### [Spisy elementów z ramkami]
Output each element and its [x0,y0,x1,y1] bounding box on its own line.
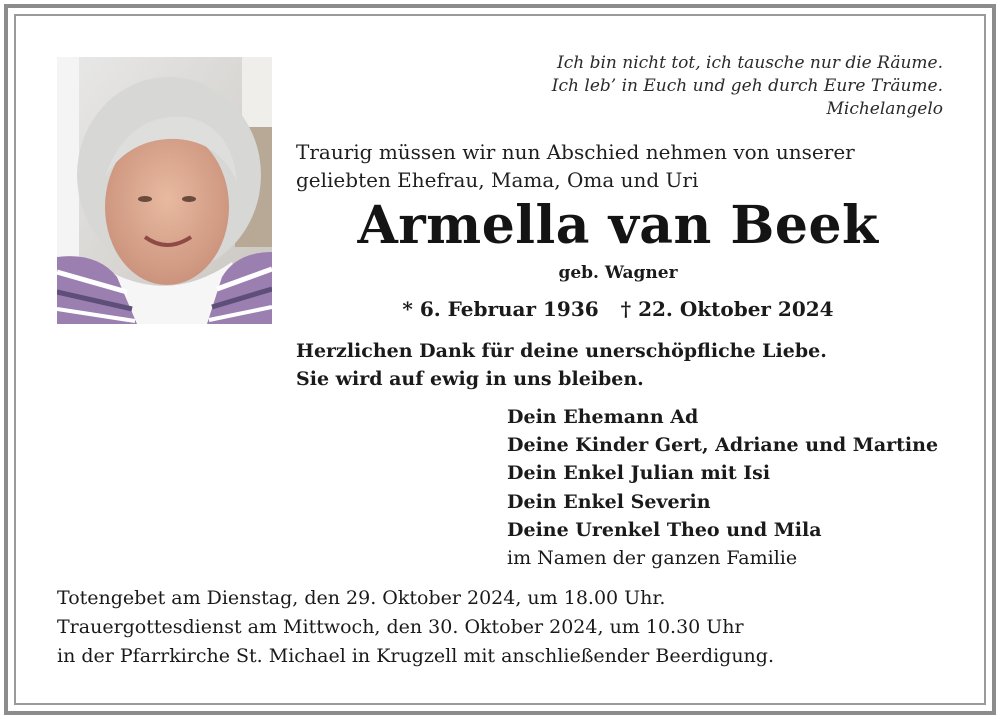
service-line: Totengebet am Dienstag, den 29. Oktober 2024, um 18.00 Uhr. [57,587,666,609]
family-member: Dein Ehemann Ad [507,406,699,428]
service-info [57,584,774,671]
quote-block [552,52,943,121]
family-member: Dein Enkel Severin [507,490,711,513]
service-line: Trauergottesdienst am Mittwoch, den 30. Oktober 2024, um 10.30 Uhr [57,616,744,638]
thanks-line: Herzlichen Dank für deine unerschöpfliche Liebe. [296,340,827,362]
quote-line: Ich bin nicht tot, ich tausche nur die Räume. [556,53,943,73]
quote-line: Ich leb’ in Euch und geh durch Eure Träume. [551,76,943,96]
family-member: Deine Urenkel Theo und Mila [507,518,822,541]
deceased-name: Armella van Beek [357,195,879,256]
intro-text [296,138,855,194]
portrait-photo [57,57,272,324]
intro-line: geliebten Ehefrau, Mama, Oma und Uri [296,168,699,192]
thanks-text [296,337,827,393]
life-dates [296,294,940,324]
quote-author: Michelangelo [826,99,943,119]
birth-name: geb. Wagner [558,263,678,283]
family-member: Dein Enkel Julian mit Isi [507,462,771,485]
birth-date: * 6. Februar 1936 [402,297,599,321]
thanks-line: Sie wird auf ewig in uns bleiben. [296,368,644,390]
family-member: Deine Kinder Gert, Adriane und Martine [507,434,939,457]
family-list [507,403,938,572]
intro-line: Traurig müssen wir nun Abschied nehmen von unserer [296,140,855,164]
death-date: † 22. Oktober 2024 [620,297,834,321]
family-closing: im Namen der ganzen Familie [507,547,798,570]
service-line: in der Pfarrkirche St. Michael in Krugzell mit anschließender Beerdigung. [57,645,774,667]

### [Zadanie]
Przedstaw wszystkie linie z wpisów jako tabelę Markdown z kolumnami „Nr” i „Treść”: w każdym wierszu numer kolejny i jedna linia, bez pustych linii. Obrazy pomiń w odpowiedzi.

### [Poprawna odpowiedź]
| Nr | Treść |
|---|---|
| 1 | Output each element and its [x0,y0,x1,y1] bounding box on its own line. |
| 2 | service-line: Totengebet am Dienstag, den 29. Oktober 2024, um 18.00 Uhr. [57,587,666,609] |
| 3 | family-member: Dein Ehemann Ad [507,406,699,428] |
| 4 | service-info [57,584,774,671] |
| 5 | quote-block [552,52,943,121] |
| 6 | family-member: Dein Enkel Severin [507,490,711,513] |
| 7 | service-line: Trauergottesdienst am Mittwoch, den 30. Oktober 2024, um 10.30 Uhr [57,616,744,638] |
| 8 | thanks-line: Herzlichen Dank für deine unerschöpfliche Liebe. [296,340,827,362] |
| 9 | quote-line: Ich bin nicht tot, ich tausche nur die Räume. [556,53,943,73] |
| 10 | quote-line: Ich leb’ in Euch und geh durch Eure Träume. [551,76,943,96] |
| 11 | family-member: Deine Urenkel Theo und Mila [507,518,822,541] |
| 12 | deceased-name: Armella van Beek [357,195,879,256] |
| 13 | intro-text [296,138,855,194] |
| 14 | portrait-photo [57,57,272,324] |
| 15 | intro-line: geliebten Ehefrau, Mama, Oma und Uri [296,168,699,192] |
| 16 | thanks-text [296,337,827,393] |
| 17 | life-dates [296,294,940,324] |
| 18 | quote-author: Michelangelo [826,99,943,119] |
| 19 | birth-name: geb. Wagner [558,263,678,283] |
| 20 | family-member: Dein Enkel Julian mit Isi [507,462,771,485] |
| 21 | birth-date: * 6. Februar 1936 [402,297,599,321] |
| 22 | thanks-line: Sie wird auf ewig in uns bleiben. [296,368,644,390] |
| 23 | family-member: Deine Kinder Gert, Adriane und Martine [507,434,939,457] |
| 24 | family-list [507,403,938,572] |
| 25 | intro-line: Traurig müssen wir nun Abschied nehmen von unserer [296,140,855,164] |
| 26 | death-date: † 22. Oktober 2024 [620,297,834,321] |
| 27 | family-closing: im Namen der ganzen Familie [507,547,798,570] |
| 28 | service-line: in der Pfarrkirche St. Michael in Krugzell mit anschließender Beerdigung. [57,645,774,667] |